──────── DATA TO PROCESS ────────

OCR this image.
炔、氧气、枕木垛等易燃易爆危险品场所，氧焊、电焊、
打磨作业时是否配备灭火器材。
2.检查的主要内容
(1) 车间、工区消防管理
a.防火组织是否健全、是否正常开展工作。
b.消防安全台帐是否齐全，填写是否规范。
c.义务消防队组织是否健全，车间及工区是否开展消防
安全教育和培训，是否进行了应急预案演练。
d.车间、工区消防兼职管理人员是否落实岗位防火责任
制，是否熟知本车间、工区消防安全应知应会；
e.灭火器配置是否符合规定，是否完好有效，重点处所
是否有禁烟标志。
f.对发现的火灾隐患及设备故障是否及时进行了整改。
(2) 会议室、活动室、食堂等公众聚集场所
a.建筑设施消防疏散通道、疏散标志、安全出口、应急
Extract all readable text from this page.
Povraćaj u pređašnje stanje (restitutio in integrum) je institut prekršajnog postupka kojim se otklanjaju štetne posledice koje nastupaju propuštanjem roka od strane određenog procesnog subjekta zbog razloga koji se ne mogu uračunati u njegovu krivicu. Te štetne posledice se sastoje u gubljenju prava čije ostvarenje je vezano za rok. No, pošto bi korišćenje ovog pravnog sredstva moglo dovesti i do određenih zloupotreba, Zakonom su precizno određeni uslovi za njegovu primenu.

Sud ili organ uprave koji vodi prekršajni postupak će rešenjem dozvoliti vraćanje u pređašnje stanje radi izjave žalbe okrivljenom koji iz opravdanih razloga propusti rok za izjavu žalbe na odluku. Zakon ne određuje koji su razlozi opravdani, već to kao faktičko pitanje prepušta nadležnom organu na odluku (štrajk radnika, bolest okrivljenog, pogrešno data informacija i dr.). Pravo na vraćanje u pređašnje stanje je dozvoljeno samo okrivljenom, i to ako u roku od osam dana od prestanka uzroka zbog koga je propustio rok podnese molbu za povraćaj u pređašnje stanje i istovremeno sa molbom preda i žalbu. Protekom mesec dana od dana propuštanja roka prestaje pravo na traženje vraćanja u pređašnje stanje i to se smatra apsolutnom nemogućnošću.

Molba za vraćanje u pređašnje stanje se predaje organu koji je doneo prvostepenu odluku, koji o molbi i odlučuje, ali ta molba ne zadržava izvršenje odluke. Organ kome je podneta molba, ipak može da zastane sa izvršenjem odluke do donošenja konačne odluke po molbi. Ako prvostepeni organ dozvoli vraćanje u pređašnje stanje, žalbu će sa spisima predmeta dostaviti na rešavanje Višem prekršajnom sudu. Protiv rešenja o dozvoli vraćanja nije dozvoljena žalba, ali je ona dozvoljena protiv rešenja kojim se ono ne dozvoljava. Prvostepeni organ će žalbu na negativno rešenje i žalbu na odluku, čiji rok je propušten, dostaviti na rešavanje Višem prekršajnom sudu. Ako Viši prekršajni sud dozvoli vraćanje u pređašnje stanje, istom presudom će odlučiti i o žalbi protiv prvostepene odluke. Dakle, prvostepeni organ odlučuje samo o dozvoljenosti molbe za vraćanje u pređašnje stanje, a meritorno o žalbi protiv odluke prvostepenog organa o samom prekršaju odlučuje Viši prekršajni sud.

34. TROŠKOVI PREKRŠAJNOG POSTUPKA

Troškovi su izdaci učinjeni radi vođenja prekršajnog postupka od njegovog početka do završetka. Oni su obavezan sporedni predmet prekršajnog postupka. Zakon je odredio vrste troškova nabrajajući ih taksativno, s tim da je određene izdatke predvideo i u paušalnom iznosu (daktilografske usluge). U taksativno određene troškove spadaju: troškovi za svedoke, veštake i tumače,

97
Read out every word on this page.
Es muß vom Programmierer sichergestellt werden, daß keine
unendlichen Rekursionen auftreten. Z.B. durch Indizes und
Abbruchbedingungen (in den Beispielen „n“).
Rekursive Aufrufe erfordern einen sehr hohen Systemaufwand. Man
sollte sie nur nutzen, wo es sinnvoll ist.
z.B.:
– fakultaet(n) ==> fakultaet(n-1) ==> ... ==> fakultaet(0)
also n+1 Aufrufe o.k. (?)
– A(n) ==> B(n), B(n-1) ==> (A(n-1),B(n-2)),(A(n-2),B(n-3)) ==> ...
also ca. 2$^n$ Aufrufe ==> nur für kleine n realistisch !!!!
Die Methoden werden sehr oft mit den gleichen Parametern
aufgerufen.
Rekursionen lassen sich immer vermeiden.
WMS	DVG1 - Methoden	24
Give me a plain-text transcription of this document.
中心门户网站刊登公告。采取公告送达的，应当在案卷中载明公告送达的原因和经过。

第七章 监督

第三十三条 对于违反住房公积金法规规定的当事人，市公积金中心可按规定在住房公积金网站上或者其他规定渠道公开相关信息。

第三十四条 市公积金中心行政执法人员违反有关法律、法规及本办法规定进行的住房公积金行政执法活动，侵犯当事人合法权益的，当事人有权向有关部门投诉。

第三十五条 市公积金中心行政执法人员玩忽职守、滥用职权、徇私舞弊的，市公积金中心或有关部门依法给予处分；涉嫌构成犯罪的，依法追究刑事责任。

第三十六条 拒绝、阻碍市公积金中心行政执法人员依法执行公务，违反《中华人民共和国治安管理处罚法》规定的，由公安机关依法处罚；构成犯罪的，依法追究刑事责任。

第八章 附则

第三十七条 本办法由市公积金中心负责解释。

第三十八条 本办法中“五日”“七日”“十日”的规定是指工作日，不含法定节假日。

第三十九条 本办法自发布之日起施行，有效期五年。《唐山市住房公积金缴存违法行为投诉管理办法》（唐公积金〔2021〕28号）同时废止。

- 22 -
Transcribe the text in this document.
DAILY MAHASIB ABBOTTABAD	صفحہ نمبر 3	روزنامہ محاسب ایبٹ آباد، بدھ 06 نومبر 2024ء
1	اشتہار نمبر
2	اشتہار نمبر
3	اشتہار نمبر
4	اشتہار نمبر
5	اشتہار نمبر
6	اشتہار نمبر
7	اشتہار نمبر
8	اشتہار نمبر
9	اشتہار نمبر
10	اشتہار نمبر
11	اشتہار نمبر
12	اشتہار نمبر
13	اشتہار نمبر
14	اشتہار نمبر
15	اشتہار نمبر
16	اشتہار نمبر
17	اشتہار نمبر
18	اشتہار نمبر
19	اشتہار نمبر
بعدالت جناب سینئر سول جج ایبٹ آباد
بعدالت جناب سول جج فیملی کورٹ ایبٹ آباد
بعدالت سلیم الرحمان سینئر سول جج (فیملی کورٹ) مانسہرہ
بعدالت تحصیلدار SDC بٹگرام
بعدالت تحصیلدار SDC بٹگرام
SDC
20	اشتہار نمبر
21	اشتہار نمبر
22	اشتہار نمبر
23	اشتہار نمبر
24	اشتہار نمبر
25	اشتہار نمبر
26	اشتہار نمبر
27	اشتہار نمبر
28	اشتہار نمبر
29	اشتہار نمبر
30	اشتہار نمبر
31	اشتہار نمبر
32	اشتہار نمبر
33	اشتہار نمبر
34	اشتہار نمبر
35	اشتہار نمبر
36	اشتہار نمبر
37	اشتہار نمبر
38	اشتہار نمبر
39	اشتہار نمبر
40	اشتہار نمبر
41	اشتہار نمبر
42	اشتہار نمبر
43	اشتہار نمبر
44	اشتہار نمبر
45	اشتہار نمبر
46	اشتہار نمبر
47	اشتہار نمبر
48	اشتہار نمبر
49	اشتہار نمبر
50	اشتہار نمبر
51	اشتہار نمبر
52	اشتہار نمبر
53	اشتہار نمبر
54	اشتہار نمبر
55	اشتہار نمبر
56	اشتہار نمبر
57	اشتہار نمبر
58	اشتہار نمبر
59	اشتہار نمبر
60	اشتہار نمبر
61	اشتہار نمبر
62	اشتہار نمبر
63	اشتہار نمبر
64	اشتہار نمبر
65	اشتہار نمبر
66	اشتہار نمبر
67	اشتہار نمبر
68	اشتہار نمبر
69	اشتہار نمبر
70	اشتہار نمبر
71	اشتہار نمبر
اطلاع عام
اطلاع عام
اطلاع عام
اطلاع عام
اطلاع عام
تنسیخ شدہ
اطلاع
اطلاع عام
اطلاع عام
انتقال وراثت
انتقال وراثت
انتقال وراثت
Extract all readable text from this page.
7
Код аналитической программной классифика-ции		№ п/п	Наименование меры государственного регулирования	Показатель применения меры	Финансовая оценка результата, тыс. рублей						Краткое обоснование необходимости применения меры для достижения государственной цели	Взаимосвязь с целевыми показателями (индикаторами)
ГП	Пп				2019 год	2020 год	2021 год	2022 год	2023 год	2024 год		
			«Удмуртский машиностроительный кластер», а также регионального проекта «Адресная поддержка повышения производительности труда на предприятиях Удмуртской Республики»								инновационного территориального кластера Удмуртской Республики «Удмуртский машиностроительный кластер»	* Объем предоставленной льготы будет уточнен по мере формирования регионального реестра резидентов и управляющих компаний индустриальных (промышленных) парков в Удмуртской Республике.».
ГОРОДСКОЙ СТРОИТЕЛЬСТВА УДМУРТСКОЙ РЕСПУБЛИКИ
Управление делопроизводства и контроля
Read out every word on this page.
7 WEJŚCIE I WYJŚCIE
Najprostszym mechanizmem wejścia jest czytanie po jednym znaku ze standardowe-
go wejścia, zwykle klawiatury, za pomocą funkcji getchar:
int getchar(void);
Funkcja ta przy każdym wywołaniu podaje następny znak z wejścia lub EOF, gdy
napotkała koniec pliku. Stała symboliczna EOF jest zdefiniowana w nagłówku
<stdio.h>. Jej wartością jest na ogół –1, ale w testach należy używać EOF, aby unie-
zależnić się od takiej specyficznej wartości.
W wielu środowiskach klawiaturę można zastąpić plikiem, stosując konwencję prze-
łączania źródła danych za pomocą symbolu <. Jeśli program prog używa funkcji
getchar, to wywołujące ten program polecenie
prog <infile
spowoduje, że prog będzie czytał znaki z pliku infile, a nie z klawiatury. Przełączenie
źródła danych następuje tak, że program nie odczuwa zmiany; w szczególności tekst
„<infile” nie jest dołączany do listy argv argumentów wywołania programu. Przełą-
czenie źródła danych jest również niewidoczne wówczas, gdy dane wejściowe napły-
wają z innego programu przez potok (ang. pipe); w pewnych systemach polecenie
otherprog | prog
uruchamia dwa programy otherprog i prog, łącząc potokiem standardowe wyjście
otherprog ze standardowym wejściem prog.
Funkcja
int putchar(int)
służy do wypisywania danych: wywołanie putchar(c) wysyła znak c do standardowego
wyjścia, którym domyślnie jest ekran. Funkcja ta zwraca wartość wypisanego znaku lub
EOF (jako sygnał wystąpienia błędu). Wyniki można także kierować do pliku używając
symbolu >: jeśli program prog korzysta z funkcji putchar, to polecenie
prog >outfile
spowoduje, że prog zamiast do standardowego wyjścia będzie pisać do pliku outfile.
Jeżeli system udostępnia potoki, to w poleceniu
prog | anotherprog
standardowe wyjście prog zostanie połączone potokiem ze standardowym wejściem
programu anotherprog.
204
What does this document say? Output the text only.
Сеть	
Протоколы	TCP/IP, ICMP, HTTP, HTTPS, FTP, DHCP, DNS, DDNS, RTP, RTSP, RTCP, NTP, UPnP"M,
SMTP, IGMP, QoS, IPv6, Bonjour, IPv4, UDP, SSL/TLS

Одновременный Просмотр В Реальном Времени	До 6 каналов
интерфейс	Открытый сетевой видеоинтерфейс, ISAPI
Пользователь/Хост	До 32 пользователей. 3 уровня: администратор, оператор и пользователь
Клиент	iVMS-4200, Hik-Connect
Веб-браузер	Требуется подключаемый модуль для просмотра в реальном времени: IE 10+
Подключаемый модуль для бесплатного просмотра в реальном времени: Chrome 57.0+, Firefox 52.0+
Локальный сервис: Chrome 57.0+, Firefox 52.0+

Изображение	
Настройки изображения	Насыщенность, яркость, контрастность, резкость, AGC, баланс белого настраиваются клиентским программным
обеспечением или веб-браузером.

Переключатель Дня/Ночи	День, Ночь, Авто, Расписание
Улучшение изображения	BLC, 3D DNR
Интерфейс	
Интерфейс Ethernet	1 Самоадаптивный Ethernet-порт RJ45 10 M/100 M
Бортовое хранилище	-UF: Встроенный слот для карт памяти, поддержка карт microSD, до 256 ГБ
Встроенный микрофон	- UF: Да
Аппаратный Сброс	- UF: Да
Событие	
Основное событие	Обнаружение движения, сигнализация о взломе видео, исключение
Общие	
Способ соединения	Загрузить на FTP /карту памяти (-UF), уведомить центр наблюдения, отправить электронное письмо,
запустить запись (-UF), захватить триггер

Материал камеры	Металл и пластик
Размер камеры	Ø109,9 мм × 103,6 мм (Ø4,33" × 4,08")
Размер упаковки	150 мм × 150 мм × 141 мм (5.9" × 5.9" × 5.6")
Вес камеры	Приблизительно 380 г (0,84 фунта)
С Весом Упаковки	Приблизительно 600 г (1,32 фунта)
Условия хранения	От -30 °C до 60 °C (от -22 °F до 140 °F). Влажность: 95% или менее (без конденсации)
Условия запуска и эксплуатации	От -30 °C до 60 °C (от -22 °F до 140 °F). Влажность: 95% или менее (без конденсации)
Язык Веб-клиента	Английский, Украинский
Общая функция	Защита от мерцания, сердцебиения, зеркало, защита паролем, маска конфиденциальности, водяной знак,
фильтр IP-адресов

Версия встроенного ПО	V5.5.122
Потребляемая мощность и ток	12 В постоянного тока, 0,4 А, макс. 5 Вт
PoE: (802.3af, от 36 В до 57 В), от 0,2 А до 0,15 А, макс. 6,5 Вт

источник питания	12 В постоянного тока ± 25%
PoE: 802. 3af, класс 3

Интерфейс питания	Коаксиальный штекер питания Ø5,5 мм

────────

GIVEN TASK: Only lines with the word "programu" are wanted, so copy each one from the records.

FULL SOLUTION:
„<infile” nie jest dołączany do listy argv argumentów wywołania programu. Przełą-
wają z innego programu przez potok (ang. pipe); w pewnych systemach polecenie
programu anotherprog.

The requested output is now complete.